**Task requirements:** Transcribe every entry word for word, but skip the images.

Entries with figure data
>> start

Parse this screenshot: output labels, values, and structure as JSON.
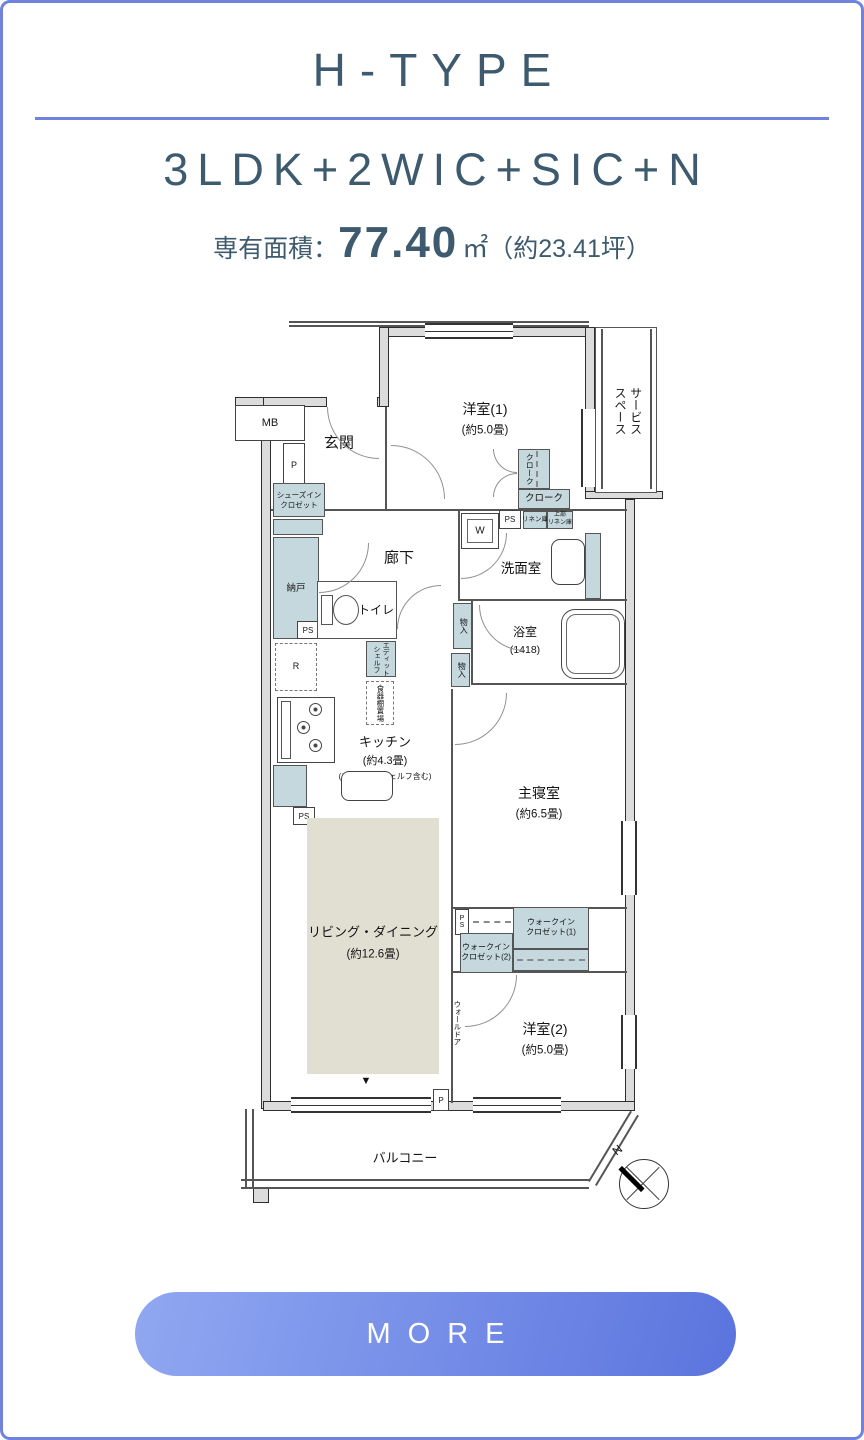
{
  "header": {
    "title": "H-TYPE",
    "layout": "3LDK+2WIC+SIC+N",
    "area_label": "専有面積：",
    "area_value": "77.40",
    "area_unit": "㎡",
    "area_tsubo": "（約23.41坪）"
  },
  "colors": {
    "accent_blue": "#6f82dd",
    "heading_text": "#3d5a6e",
    "closet_blue": "#c5d8de",
    "living_beige": "#e1ded2",
    "button_gradient_start": "#90a8f1",
    "button_gradient_end": "#5b74de"
  },
  "floorplan": {
    "mb": "MB",
    "p": "P",
    "ps": "PS",
    "ps_vert": "P\nS",
    "genkan": "玄関",
    "yoshitsu1": "洋室(1)",
    "yoshitsu1_size": "(約5.0畳)",
    "service_space": "サービス\nスペース",
    "cloak": "クローク",
    "linen": "リネン庫",
    "upper_linen": "上部\nリネン庫",
    "w": "W",
    "senmen": "洗面室",
    "shoes_closet": "シューズイン\nクロゼット",
    "nando": "納戸",
    "rouka": "廊下",
    "toilet": "トイレ",
    "monoire": "物入",
    "yokushitsu": "浴室",
    "yokushitsu_size": "(1418)",
    "r": "R",
    "edit_shelf": "エディット\nシェルフ",
    "dish_shelf": "食器棚置場",
    "kitchen": "キッチン",
    "kitchen_size": "(約4.3畳)",
    "kitchen_note": "(エディットシェルフ含む)",
    "counter": "カウンター",
    "master": "主寝室",
    "master_size": "(約6.5畳)",
    "living": "リビング・ダイニング",
    "living_size": "(約12.6畳)",
    "wic1": "ウォークイン\nクロゼット(1)",
    "wic2": "ウォークイン\nクロゼット(2)",
    "wall_door": "ウォールドア",
    "yoshitsu2": "洋室(2)",
    "yoshitsu2_size": "(約5.0畳)",
    "balcony": "バルコニー",
    "marker": "▼",
    "compass_n": "N"
  },
  "more": {
    "label": "MORE"
  }
}
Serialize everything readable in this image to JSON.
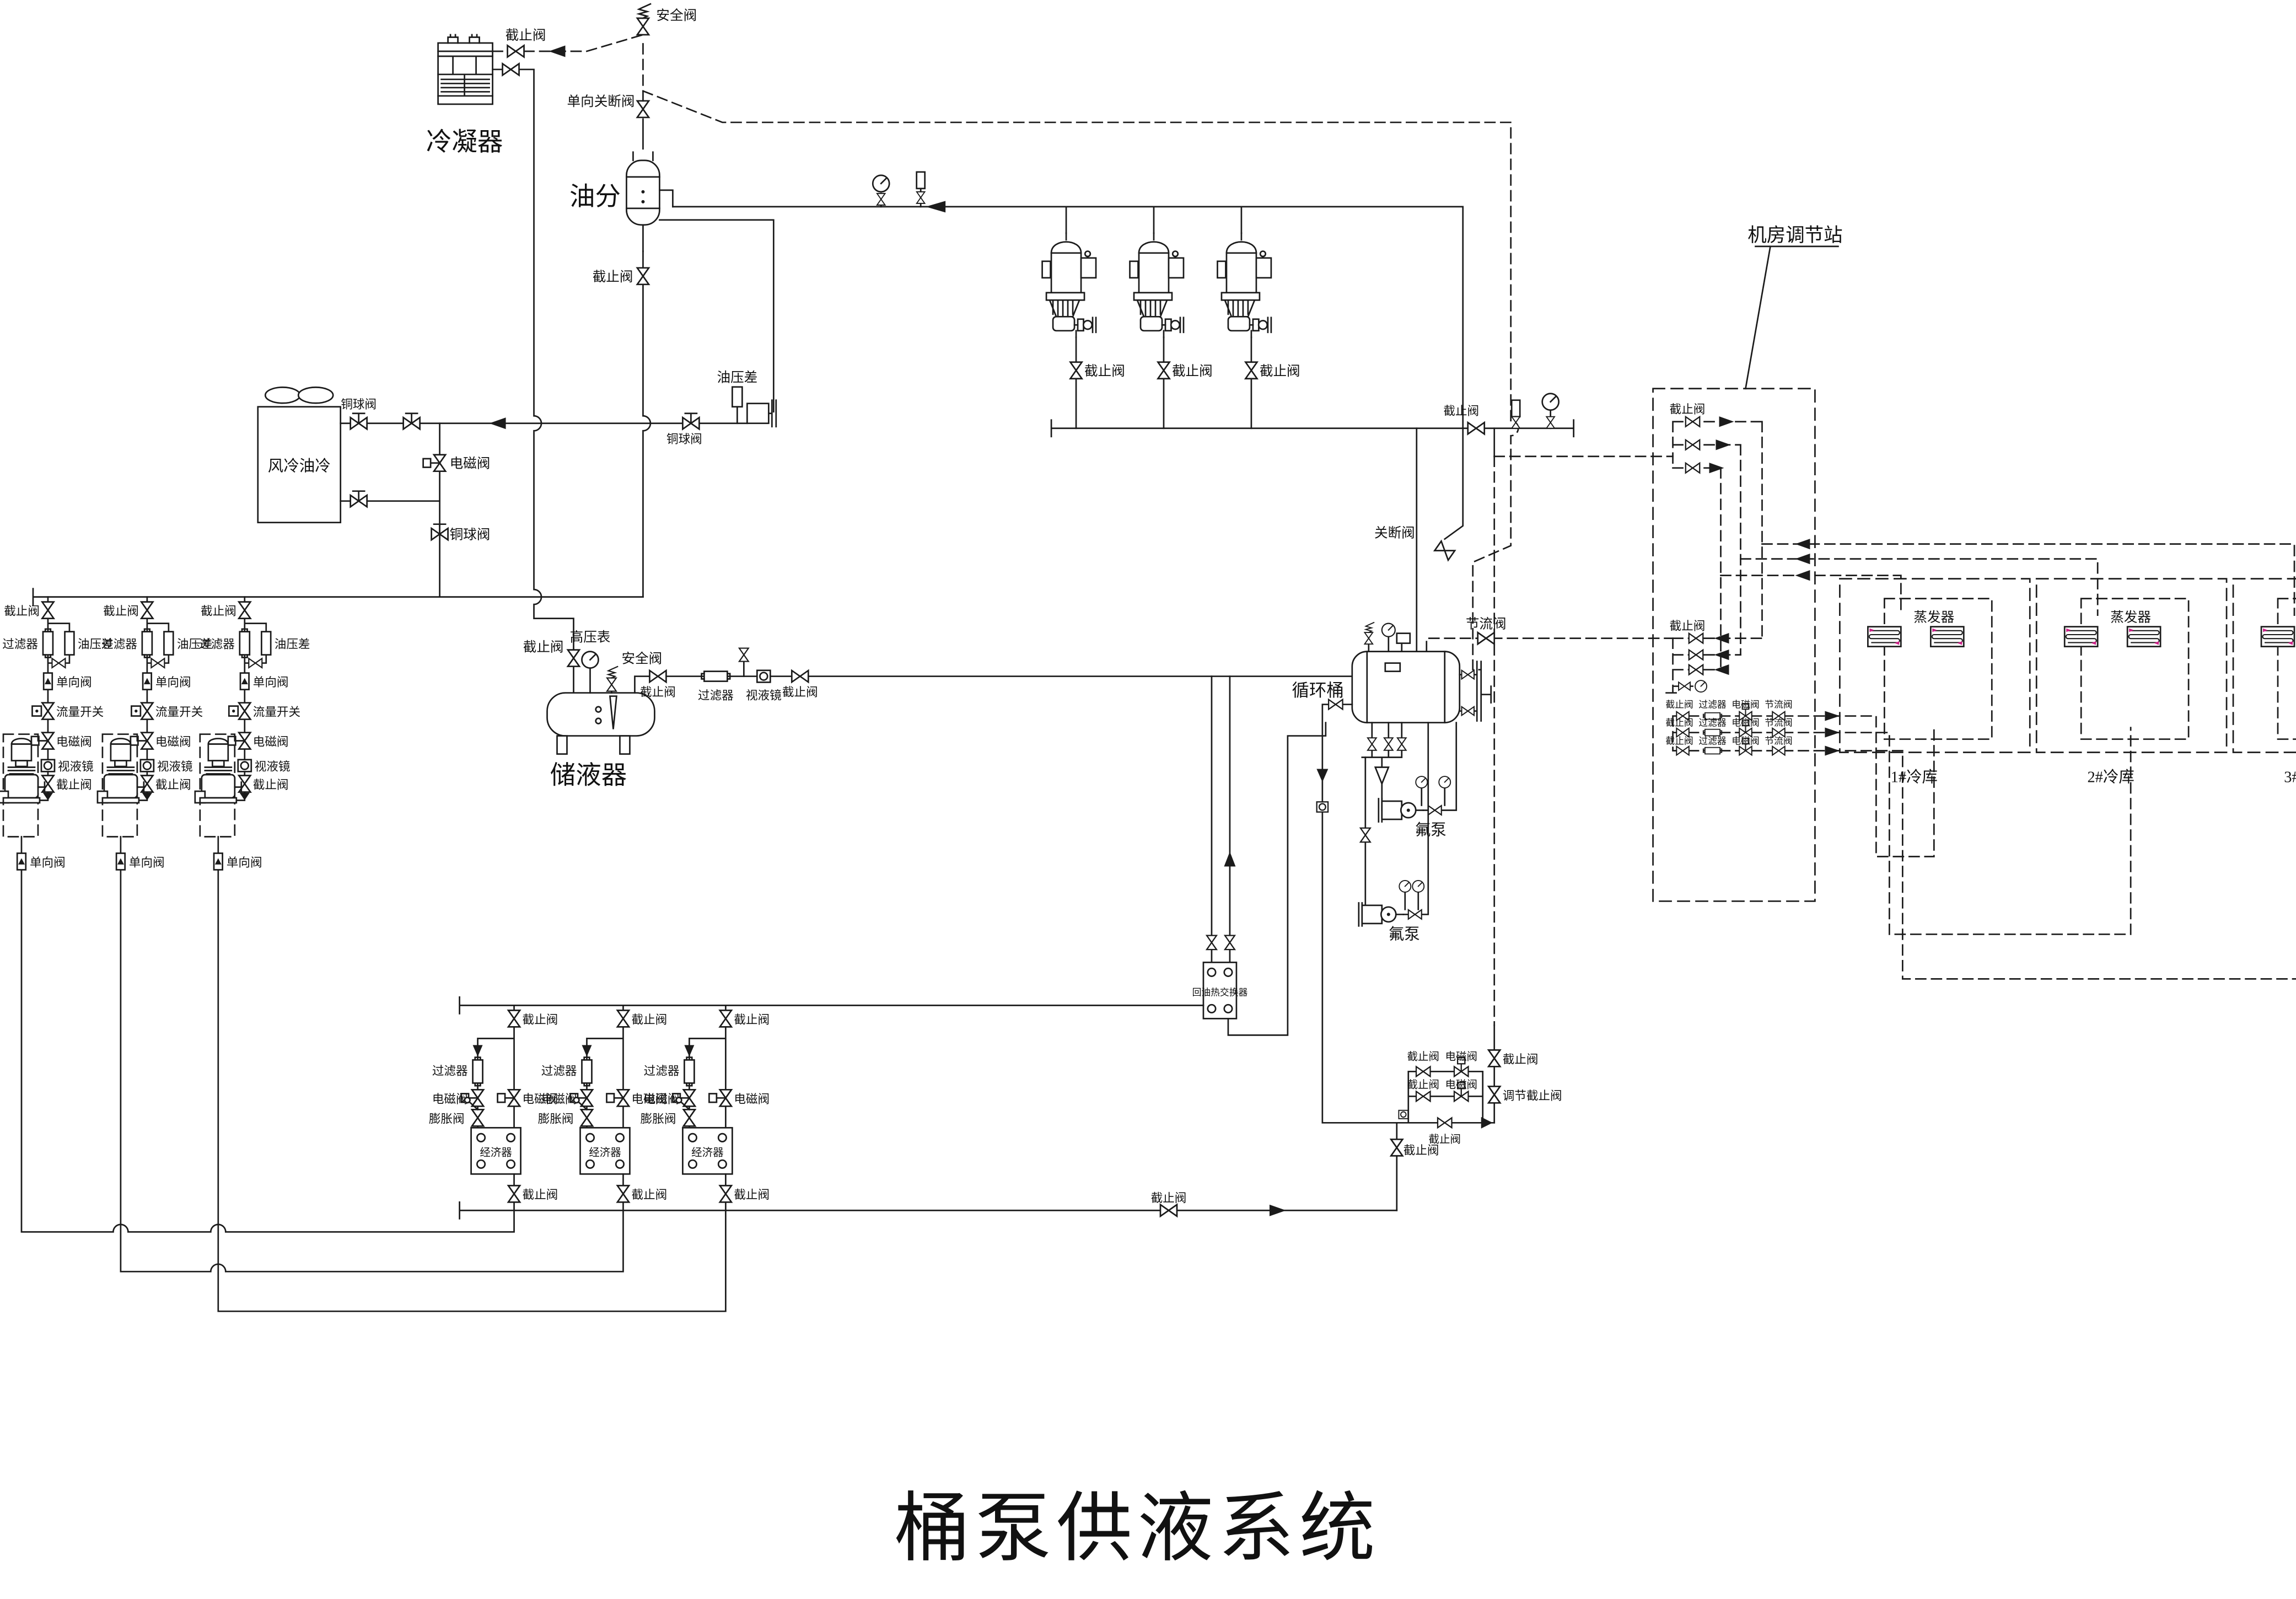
{
  "title": "桶泵供液系统",
  "colors": {
    "line": "#1b1b1b",
    "coil_fill": "#b8dde8",
    "coil_stroke": "#1b1b1b",
    "accent": "#cc2288"
  },
  "equipment": {
    "condenser": "冷凝器",
    "oil_separator": "油分",
    "air_cooled_oil_cooler": "风冷油冷",
    "receiver": "储液器",
    "circulation_barrel": "循环桶",
    "fluorine_pump": "氟泵",
    "oil_return_heat_exchanger": "回油热交换器",
    "economizer": "经济器",
    "evaporator": "蒸发器",
    "machine_room_station": "机房调节站",
    "cold_rooms": [
      {
        "label": "1#冷库"
      },
      {
        "label": "2#冷库"
      },
      {
        "label": "3#冷库"
      }
    ]
  },
  "valves": {
    "stop": "截止阀",
    "solenoid": "电磁阀",
    "check": "单向阀",
    "one_way_shutoff": "单向关断阀",
    "shutoff": "关断阀",
    "copper_ball": "铜球阀",
    "safety": "安全阀",
    "throttle": "节流阀",
    "regulating_stop": "调节截止阀",
    "expansion": "膨胀阀"
  },
  "instruments": {
    "filter": "过滤器",
    "oil_pressure_diff": "油压差",
    "flow_switch": "流量开关",
    "sight_glass": "视液镜",
    "high_pressure_gauge": "高压表"
  }
}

>> end

**Expected answer:**
Parse this screenshot: output labels, values, and structure as JSON.
{
  "header": {
    "title": "H-TYPE",
    "layout": "3LDK+2WIC+SIC+N",
    "area_label": "専有面積：",
    "area_value": "77.40",
    "area_unit": "㎡",
    "area_tsubo": "（約23.41坪）"
  },
  "colors": {
    "accent_blue": "#6f82dd",
    "heading_text": "#3d5a6e",
    "closet_blue": "#c5d8de",
    "living_beige": "#e1ded2",
    "button_gradient_start": "#90a8f1",
    "button_gradient_end": "#5b74de"
  },
  "floorplan": {
    "mb": "MB",
    "p": "P",
    "ps": "PS",
    "ps_vert": "P\nS",
    "genkan": "玄関",
    "yoshitsu1": "洋室(1)",
    "yoshitsu1_size": "(約5.0畳)",
    "service_space": "サービス\nスペース",
    "cloak": "クローク",
    "linen": "リネン庫",
    "upper_linen": "上部\nリネン庫",
    "w": "W",
    "senmen": "洗面室",
    "shoes_closet": "シューズイン\nクロゼット",
    "nando": "納戸",
    "rouka": "廊下",
    "toilet": "トイレ",
    "monoire": "物入",
    "yokushitsu": "浴室",
    "yokushitsu_size": "(1418)",
    "r": "R",
    "edit_shelf": "エディット\nシェルフ",
    "dish_shelf": "食器棚置場",
    "kitchen": "キッチン",
    "kitchen_size": "(約4.3畳)",
    "kitchen_note": "(エディットシェルフ含む)",
    "counter": "カウンター",
    "master": "主寝室",
    "master_size": "(約6.5畳)",
    "living": "リビング・ダイニング",
    "living_size": "(約12.6畳)",
    "wic1": "ウォークイン\nクロゼット(1)",
    "wic2": "ウォークイン\nクロゼット(2)",
    "wall_door": "ウォールドア",
    "yoshitsu2": "洋室(2)",
    "yoshitsu2_size": "(約5.0畳)",
    "balcony": "バルコニー",
    "marker": "▼",
    "compass_n": "N"
  },
  "more": {
    "label": "MORE"
  }
}
Serialize everything readable in this image to JSON.
{
  "title": "桶泵供液系统",
  "colors": {
    "line": "#1b1b1b",
    "coil_fill": "#b8dde8",
    "coil_stroke": "#1b1b1b",
    "accent": "#cc2288"
  },
  "equipment": {
    "condenser": "冷凝器",
    "oil_separator": "油分",
    "air_cooled_oil_cooler": "风冷油冷",
    "receiver": "储液器",
    "circulation_barrel": "循环桶",
    "fluorine_pump": "氟泵",
    "oil_return_heat_exchanger": "回油热交换器",
    "economizer": "经济器",
    "evaporator": "蒸发器",
    "machine_room_station": "机房调节站",
    "cold_rooms": [
      {
        "label": "1#冷库"
      },
      {
        "label": "2#冷库"
      },
      {
        "label": "3#冷库"
      }
    ]
  },
  "valves": {
    "stop": "截止阀",
    "solenoid": "电磁阀",
    "check": "单向阀",
    "one_way_shutoff": "单向关断阀",
    "shutoff": "关断阀",
    "copper_ball": "铜球阀",
    "safety": "安全阀",
    "throttle": "节流阀",
    "regulating_stop": "调节截止阀",
    "expansion": "膨胀阀"
  },
  "instruments": {
    "filter": "过滤器",
    "oil_pressure_diff": "油压差",
    "flow_switch": "流量开关",
    "sight_glass": "视液镜",
    "high_pressure_gauge": "高压表"
  }
}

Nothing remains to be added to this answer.